■ Directive
Echo back the rows below word for word, from the row containing "Text: 20: 20 — [696, 518, 710, 528]" through the row containing "Text: • Strong emphasis: •", both included.

■ Task material
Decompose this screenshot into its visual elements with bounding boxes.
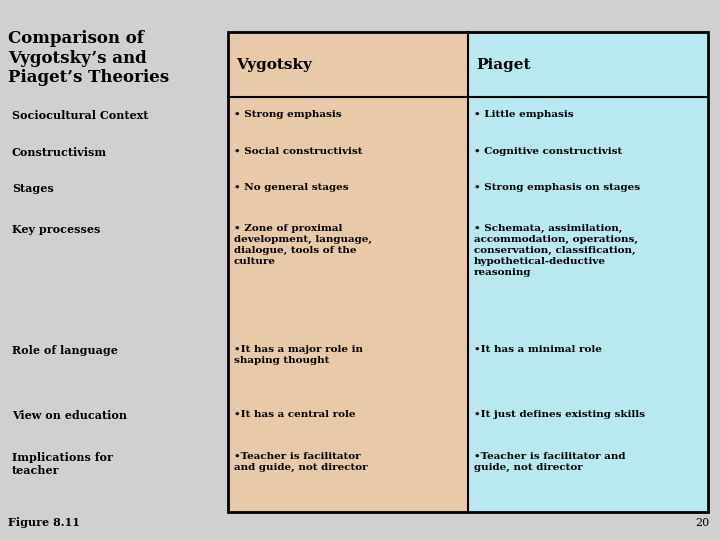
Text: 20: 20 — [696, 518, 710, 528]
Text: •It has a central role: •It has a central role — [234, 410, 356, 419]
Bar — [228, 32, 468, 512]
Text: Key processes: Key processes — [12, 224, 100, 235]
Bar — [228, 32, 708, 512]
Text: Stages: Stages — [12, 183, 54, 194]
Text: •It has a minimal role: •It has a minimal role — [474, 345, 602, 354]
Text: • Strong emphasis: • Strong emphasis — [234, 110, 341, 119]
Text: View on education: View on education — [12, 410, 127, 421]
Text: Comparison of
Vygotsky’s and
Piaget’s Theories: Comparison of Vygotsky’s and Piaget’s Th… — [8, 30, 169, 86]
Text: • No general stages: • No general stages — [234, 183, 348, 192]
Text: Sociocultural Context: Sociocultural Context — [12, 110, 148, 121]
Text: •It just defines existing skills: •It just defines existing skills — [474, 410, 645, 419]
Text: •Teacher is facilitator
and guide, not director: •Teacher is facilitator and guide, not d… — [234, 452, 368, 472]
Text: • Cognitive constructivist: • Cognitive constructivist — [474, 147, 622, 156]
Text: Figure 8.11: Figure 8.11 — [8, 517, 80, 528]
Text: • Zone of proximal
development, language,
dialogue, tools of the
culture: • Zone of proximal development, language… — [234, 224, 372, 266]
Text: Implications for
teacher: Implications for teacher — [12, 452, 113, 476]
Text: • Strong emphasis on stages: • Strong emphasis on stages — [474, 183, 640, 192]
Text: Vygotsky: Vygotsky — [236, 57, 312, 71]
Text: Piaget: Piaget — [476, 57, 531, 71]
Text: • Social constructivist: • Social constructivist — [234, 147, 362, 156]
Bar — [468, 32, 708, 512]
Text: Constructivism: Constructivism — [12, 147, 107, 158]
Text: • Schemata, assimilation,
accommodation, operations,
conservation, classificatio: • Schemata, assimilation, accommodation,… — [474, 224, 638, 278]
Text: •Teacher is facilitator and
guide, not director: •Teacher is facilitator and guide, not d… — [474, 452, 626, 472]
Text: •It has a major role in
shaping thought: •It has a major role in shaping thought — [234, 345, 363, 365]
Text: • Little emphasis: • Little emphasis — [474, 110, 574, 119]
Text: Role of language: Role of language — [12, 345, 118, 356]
==
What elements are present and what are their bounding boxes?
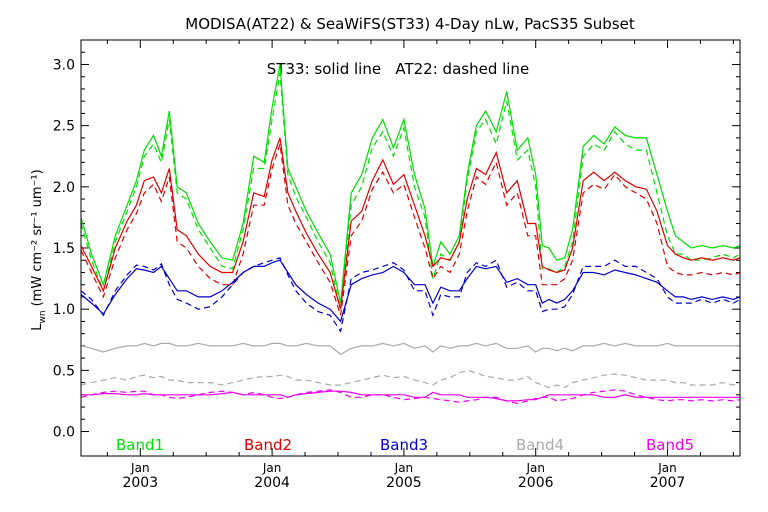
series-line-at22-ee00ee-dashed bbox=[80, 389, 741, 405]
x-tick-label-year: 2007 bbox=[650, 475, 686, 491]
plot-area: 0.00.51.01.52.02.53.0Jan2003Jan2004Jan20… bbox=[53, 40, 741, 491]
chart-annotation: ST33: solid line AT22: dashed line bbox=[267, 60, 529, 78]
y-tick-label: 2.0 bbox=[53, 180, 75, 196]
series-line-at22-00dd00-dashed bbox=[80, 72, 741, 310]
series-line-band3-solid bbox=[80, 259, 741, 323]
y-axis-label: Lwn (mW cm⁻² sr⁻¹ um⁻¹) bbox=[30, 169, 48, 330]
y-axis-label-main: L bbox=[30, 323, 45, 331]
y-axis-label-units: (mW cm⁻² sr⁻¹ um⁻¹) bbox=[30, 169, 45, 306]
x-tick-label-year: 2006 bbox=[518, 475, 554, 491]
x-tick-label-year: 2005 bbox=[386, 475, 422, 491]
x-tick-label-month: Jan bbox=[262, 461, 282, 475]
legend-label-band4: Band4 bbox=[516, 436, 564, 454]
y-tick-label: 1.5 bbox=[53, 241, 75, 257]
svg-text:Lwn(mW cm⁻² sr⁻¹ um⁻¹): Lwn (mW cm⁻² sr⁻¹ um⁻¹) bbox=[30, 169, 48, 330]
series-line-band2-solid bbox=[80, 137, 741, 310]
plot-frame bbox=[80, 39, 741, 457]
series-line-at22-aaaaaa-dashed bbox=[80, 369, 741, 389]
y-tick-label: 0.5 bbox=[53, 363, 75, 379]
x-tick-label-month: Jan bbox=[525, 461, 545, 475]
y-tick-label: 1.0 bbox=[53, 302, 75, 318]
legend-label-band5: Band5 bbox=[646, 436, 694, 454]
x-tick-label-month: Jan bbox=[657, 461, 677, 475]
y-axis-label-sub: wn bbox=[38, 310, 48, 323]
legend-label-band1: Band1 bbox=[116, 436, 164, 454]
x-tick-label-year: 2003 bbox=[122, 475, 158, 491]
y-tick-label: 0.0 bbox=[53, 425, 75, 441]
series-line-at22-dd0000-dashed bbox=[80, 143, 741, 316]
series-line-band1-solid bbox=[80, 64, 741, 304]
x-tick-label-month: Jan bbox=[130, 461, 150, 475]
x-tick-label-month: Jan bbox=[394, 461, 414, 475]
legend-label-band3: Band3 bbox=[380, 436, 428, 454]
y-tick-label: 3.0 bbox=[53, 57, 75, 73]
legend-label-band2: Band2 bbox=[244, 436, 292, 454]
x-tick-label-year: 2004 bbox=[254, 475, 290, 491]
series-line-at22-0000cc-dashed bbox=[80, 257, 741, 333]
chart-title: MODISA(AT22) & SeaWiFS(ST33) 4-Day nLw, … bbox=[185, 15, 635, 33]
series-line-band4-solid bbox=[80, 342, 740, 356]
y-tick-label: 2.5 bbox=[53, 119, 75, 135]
---
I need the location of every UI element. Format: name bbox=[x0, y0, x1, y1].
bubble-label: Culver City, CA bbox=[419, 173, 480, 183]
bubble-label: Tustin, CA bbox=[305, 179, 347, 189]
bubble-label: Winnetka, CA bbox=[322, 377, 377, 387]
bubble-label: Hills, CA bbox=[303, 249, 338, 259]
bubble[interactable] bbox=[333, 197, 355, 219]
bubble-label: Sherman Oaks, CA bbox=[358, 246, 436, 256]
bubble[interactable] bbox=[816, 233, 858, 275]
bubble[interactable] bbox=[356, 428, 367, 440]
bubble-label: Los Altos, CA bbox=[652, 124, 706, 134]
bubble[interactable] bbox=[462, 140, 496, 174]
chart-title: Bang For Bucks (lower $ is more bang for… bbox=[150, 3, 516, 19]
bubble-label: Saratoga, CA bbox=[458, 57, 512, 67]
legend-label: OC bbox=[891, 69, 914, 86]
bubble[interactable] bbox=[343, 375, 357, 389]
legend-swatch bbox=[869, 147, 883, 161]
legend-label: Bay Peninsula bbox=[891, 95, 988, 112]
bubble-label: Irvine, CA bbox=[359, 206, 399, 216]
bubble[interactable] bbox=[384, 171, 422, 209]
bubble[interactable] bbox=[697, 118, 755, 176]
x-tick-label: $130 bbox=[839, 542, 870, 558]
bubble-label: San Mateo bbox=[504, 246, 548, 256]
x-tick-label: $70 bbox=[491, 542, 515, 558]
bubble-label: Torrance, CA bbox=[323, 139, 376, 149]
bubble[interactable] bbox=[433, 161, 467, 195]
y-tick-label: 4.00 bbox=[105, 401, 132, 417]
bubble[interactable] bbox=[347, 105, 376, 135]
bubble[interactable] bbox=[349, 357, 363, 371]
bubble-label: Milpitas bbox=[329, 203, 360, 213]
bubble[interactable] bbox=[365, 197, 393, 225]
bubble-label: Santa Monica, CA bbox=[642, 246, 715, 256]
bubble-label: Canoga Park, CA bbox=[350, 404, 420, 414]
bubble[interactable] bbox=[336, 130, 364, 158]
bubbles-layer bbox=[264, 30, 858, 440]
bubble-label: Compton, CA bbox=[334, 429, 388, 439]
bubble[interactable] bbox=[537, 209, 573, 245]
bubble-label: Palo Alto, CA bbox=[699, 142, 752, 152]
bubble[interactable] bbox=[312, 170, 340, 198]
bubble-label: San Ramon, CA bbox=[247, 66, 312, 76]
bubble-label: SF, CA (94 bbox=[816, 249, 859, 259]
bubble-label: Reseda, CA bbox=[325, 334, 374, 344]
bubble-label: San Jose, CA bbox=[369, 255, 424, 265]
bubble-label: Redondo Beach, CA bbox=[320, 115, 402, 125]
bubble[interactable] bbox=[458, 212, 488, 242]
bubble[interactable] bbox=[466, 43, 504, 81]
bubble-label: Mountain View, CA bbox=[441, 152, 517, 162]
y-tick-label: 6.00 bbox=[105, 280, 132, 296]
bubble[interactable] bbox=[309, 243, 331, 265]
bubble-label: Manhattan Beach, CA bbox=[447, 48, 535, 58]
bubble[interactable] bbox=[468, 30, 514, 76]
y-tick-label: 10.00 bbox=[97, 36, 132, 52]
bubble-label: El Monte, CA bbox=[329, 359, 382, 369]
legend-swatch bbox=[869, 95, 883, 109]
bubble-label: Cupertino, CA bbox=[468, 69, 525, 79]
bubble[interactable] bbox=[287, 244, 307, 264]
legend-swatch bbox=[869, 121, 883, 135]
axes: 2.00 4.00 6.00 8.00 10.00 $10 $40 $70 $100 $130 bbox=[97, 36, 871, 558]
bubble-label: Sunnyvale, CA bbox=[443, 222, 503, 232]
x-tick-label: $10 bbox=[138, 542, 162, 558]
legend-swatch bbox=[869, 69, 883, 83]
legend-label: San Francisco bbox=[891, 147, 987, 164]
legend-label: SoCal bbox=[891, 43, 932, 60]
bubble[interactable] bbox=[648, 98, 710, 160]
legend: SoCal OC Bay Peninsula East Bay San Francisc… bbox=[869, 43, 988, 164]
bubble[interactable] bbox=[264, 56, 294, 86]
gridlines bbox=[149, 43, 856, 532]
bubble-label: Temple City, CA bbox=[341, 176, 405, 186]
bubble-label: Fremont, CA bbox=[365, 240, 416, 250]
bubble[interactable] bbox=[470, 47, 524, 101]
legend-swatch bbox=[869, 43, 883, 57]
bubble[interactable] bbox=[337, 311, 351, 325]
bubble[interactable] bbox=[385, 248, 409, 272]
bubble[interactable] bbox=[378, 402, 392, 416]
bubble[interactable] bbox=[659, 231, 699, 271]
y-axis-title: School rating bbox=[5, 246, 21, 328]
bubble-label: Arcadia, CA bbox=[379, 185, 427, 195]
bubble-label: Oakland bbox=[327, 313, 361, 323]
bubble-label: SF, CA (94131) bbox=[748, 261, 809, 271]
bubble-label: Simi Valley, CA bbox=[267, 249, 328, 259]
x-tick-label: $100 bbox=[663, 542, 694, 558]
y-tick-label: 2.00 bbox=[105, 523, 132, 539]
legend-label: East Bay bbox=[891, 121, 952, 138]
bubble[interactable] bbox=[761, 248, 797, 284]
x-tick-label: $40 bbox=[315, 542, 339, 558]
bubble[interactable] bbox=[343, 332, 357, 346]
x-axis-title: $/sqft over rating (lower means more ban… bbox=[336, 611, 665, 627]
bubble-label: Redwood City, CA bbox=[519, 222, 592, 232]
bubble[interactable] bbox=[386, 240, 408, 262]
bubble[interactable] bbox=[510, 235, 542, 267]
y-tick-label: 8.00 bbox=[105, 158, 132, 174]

■ Exercise solution
Text: 20: 20 — [696, 518, 710, 528]
Text: •It has a central role: •It has a central role — [234, 410, 356, 419]
Bar — [228, 32, 468, 512]
Text: Key processes: Key processes — [12, 224, 100, 235]
Bar — [228, 32, 708, 512]
Text: Stages: Stages — [12, 183, 54, 194]
Text: •It has a minimal role: •It has a minimal role — [474, 345, 602, 354]
Text: • Strong emphasis: • Strong emphasis — [234, 110, 341, 119]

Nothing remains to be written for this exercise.